───── RECORD SET ─────

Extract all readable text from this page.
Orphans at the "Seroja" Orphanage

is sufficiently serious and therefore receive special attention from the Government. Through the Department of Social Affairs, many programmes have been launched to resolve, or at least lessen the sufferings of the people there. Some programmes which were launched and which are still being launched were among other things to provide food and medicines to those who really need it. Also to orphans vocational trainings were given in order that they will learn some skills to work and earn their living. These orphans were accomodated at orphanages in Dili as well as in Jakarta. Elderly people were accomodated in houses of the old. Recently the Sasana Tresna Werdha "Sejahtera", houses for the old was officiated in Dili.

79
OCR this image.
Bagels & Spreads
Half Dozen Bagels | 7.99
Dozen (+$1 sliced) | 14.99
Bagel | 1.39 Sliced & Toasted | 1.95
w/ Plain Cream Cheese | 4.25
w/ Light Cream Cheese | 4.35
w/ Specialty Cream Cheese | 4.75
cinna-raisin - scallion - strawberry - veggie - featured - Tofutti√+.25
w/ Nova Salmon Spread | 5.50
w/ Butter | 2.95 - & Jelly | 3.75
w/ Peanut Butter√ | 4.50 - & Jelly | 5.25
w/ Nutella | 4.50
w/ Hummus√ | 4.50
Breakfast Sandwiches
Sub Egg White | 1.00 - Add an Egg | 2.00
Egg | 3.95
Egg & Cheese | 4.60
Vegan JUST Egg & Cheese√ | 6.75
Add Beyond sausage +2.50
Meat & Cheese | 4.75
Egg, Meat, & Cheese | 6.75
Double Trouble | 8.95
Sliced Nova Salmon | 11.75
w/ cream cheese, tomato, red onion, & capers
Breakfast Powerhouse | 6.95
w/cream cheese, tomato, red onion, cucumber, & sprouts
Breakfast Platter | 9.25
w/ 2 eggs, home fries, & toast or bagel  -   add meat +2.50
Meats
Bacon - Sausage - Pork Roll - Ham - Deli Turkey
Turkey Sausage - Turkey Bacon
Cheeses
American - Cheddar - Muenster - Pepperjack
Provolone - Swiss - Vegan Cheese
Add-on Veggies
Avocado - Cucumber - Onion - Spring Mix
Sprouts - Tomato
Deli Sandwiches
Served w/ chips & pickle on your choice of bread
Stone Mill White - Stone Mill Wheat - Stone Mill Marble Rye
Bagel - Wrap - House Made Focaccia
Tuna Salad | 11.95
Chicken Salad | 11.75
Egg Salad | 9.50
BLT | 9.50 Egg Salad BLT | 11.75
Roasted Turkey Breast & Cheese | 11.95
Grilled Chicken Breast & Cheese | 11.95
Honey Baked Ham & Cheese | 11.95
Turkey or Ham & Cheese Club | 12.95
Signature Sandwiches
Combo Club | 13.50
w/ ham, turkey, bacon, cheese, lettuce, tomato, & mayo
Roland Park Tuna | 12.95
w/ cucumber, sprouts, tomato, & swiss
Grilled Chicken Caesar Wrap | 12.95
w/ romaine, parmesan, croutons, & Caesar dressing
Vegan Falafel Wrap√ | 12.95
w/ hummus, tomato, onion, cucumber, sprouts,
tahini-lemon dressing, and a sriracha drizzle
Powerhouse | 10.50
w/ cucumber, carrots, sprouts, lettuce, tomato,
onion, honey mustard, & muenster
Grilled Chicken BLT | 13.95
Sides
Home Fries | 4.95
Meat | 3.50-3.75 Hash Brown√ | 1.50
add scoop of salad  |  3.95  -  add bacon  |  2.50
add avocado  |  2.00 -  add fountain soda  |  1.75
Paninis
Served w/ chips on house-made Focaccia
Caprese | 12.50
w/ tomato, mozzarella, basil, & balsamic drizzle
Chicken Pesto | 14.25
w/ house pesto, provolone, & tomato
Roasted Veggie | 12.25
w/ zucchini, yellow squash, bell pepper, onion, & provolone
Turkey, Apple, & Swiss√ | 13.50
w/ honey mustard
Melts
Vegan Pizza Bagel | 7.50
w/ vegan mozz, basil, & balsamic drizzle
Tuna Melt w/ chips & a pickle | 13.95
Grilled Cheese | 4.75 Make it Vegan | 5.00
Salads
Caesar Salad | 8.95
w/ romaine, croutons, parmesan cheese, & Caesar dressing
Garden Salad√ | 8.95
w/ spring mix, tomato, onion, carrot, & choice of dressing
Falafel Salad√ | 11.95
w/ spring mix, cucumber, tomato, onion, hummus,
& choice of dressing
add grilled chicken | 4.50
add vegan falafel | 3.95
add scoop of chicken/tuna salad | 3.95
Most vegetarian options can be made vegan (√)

─────

### WHAT IS ASKED
Please set down all the data word for word.

### FINAL RESULT
Extract all readable text from this page.
Orphans at the "Seroja" Orphanage

is sufficiently serious and therefore receive special attention from the Government. Through the Department of Social Affairs, many programmes have been launched to resolve, or at least lessen the sufferings of the people there. Some programmes which were launched and which are still being launched were among other things to provide food and medicines to those who really need it. Also to orphans vocational trainings were given in order that they will learn some skills to work and earn their living. These orphans were accomodated at orphanages in Dili as well as in Jakarta. Elderly people were accomodated in houses of the old. Recently the Sasana Tresna Werdha "Sejahtera", houses for the old was officiated in Dili.

79
OCR this image.
Bagels & Spreads
Half Dozen Bagels | 7.99
Dozen (+$1 sliced) | 14.99
Bagel | 1.39 Sliced & Toasted | 1.95
w/ Plain Cream Cheese | 4.25
w/ Light Cream Cheese | 4.35
w/ Specialty Cream Cheese | 4.75
cinna-raisin - scallion - strawberry - veggie - featured - Tofutti√+.25
w/ Nova Salmon Spread | 5.50
w/ Butter | 2.95 - & Jelly | 3.75
w/ Peanut Butter√ | 4.50 - & Jelly | 5.25
w/ Nutella | 4.50
w/ Hummus√ | 4.50
Breakfast Sandwiches
Sub Egg White | 1.00 - Add an Egg | 2.00
Egg | 3.95
Egg & Cheese | 4.60
Vegan JUST Egg & Cheese√ | 6.75
Add Beyond sausage +2.50
Meat & Cheese | 4.75
Egg, Meat, & Cheese | 6.75
Double Trouble | 8.95
Sliced Nova Salmon | 11.75
w/ cream cheese, tomato, red onion, & capers
Breakfast Powerhouse | 6.95
w/cream cheese, tomato, red onion, cucumber, & sprouts
Breakfast Platter | 9.25
w/ 2 eggs, home fries, & toast or bagel  -   add meat +2.50
Meats
Bacon - Sausage - Pork Roll - Ham - Deli Turkey
Turkey Sausage - Turkey Bacon
Cheeses
American - Cheddar - Muenster - Pepperjack
Provolone - Swiss - Vegan Cheese
Add-on Veggies
Avocado - Cucumber - Onion - Spring Mix
Sprouts - Tomato
Deli Sandwiches
Served w/ chips & pickle on your choice of bread
Stone Mill White - Stone Mill Wheat - Stone Mill Marble Rye
Bagel - Wrap - House Made Focaccia
Tuna Salad | 11.95
Chicken Salad | 11.75
Egg Salad | 9.50
BLT | 9.50 Egg Salad BLT | 11.75
Roasted Turkey Breast & Cheese | 11.95
Grilled Chicken Breast & Cheese | 11.95
Honey Baked Ham & Cheese | 11.95
Turkey or Ham & Cheese Club | 12.95
Signature Sandwiches
Combo Club | 13.50
w/ ham, turkey, bacon, cheese, lettuce, tomato, & mayo
Roland Park Tuna | 12.95
w/ cucumber, sprouts, tomato, & swiss
Grilled Chicken Caesar Wrap | 12.95
w/ romaine, parmesan, croutons, & Caesar dressing
Vegan Falafel Wrap√ | 12.95
w/ hummus, tomato, onion, cucumber, sprouts,
tahini-lemon dressing, and a sriracha drizzle
Powerhouse | 10.50
w/ cucumber, carrots, sprouts, lettuce, tomato,
onion, honey mustard, & muenster
Grilled Chicken BLT | 13.95
Sides
Home Fries | 4.95
Meat | 3.50-3.75 Hash Brown√ | 1.50
add scoop of salad  |  3.95  -  add bacon  |  2.50
add avocado  |  2.00 -  add fountain soda  |  1.75
Paninis
Served w/ chips on house-made Focaccia
Caprese | 12.50
w/ tomato, mozzarella, basil, & balsamic drizzle
Chicken Pesto | 14.25
w/ house pesto, provolone, & tomato
Roasted Veggie | 12.25
w/ zucchini, yellow squash, bell pepper, onion, & provolone
Turkey, Apple, & Swiss√ | 13.50
w/ honey mustard
Melts
Vegan Pizza Bagel | 7.50
w/ vegan mozz, basil, & balsamic drizzle
Tuna Melt w/ chips & a pickle | 13.95
Grilled Cheese | 4.75 Make it Vegan | 5.00
Salads
Caesar Salad | 8.95
w/ romaine, croutons, parmesan cheese, & Caesar dressing
Garden Salad√ | 8.95
w/ spring mix, tomato, onion, carrot, & choice of dressing
Falafel Salad√ | 11.95
w/ spring mix, cucumber, tomato, onion, hummus,
& choice of dressing
add grilled chicken | 4.50
add vegan falafel | 3.95
add scoop of chicken/tuna salad | 3.95
Most vegetarian options can be made vegan (√)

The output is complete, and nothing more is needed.